● YOUR OBJECTIVE: Please report how many lines of the listing contain the string "rule", and give only the number.

>> start RECORDS FOR THE TASK

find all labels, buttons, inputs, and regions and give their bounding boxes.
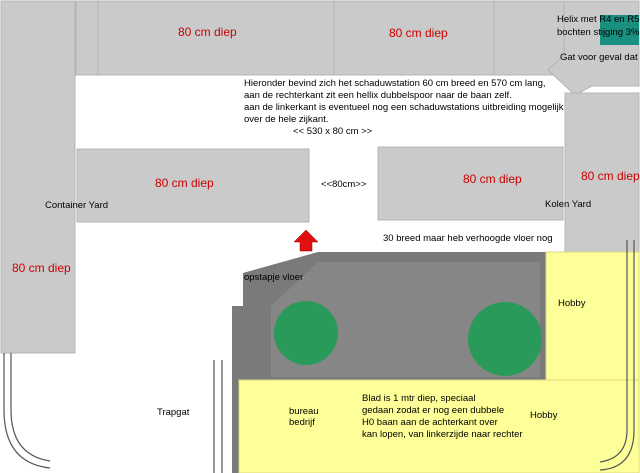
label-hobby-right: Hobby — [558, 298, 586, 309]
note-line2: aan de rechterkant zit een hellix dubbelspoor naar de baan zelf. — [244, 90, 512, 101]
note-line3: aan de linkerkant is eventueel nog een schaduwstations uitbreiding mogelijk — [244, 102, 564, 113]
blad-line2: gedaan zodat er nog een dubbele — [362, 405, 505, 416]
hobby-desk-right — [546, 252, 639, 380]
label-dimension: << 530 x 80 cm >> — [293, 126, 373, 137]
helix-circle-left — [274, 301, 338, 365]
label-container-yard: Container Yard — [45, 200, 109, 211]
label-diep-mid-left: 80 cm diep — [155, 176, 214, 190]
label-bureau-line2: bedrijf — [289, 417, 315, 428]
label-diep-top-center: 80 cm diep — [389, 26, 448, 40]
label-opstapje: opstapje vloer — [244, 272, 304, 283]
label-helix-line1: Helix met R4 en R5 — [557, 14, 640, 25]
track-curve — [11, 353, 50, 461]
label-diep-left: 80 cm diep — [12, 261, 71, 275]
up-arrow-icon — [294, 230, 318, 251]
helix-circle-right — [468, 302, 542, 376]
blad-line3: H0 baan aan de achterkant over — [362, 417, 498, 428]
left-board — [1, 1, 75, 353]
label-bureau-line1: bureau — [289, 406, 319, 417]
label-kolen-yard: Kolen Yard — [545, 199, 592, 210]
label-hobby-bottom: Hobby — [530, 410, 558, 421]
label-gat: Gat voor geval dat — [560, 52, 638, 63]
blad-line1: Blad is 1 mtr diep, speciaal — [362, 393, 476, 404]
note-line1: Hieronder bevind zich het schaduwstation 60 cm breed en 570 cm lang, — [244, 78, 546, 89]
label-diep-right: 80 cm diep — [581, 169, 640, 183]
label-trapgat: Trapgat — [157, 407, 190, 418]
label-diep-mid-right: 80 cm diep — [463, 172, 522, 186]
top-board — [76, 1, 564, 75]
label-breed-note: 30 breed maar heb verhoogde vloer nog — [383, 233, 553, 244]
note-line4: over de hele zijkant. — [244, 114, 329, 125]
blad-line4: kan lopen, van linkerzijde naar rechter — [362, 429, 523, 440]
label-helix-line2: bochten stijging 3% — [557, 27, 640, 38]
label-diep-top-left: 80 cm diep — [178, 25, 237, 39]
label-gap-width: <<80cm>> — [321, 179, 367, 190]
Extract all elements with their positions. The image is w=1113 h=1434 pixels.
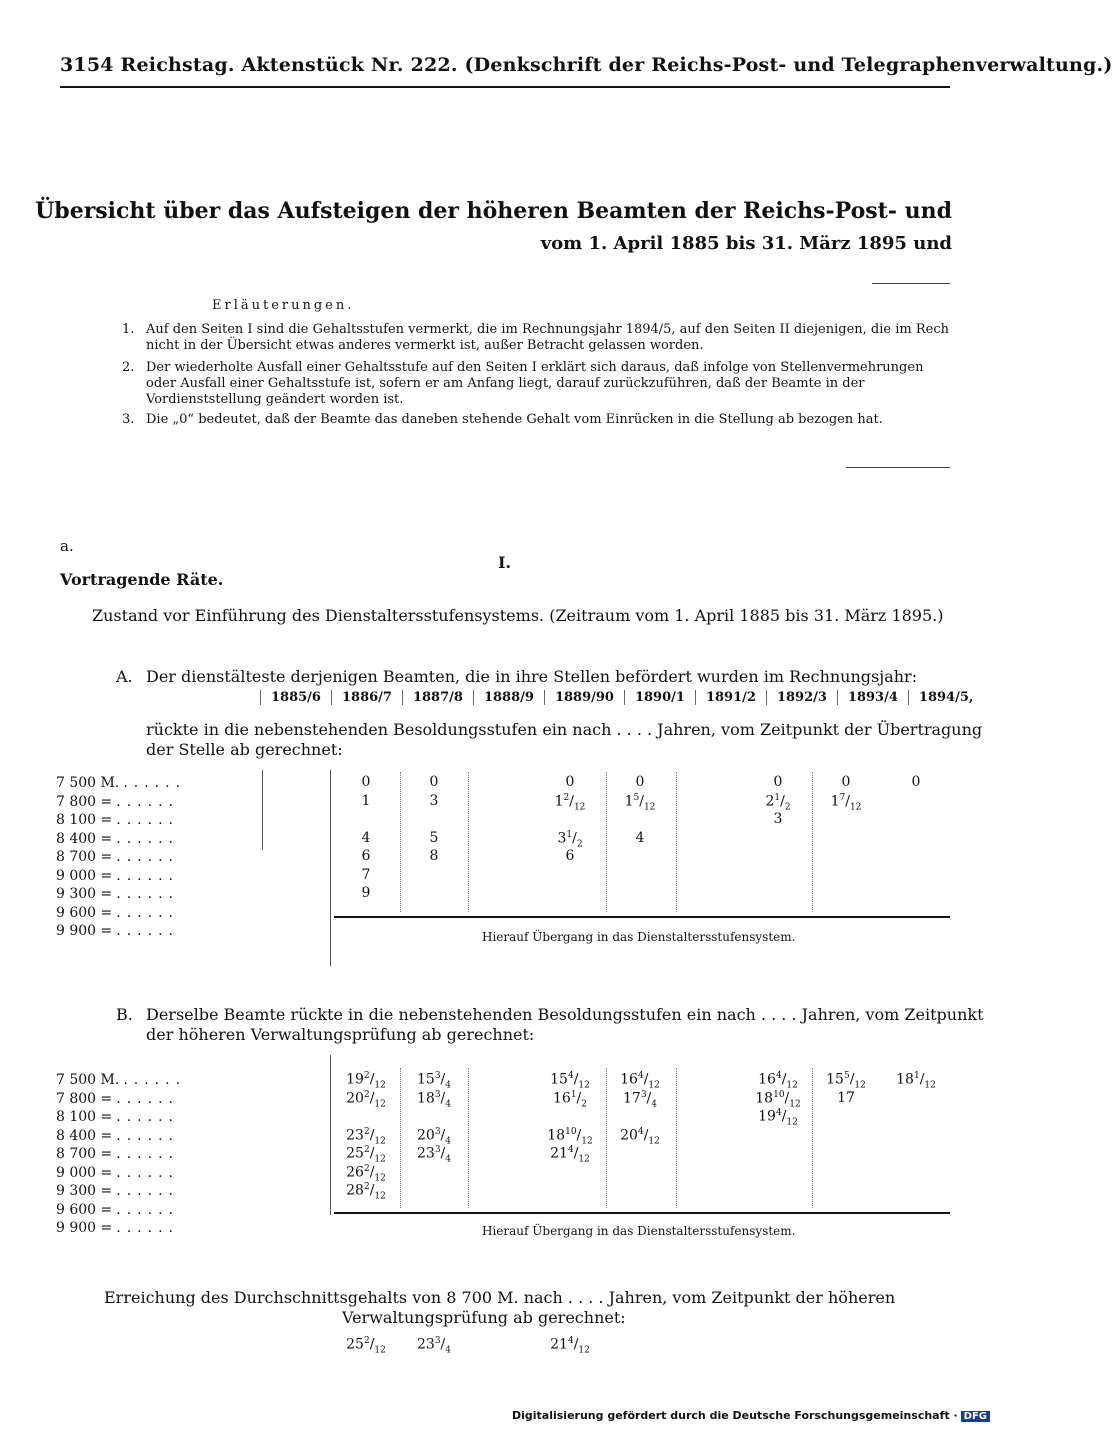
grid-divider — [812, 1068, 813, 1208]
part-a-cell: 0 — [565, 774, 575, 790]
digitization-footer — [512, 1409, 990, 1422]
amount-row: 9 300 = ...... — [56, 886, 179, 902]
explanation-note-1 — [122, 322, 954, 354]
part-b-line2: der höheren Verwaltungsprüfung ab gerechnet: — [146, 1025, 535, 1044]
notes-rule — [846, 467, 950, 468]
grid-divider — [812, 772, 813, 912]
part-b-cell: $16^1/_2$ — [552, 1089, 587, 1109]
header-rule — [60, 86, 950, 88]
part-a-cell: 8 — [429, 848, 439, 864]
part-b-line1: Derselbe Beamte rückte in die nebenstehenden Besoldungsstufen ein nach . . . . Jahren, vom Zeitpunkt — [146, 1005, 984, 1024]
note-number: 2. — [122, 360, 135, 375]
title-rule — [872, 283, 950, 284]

>> end RECORDS FOR THE TASK

● SOLUTION: 3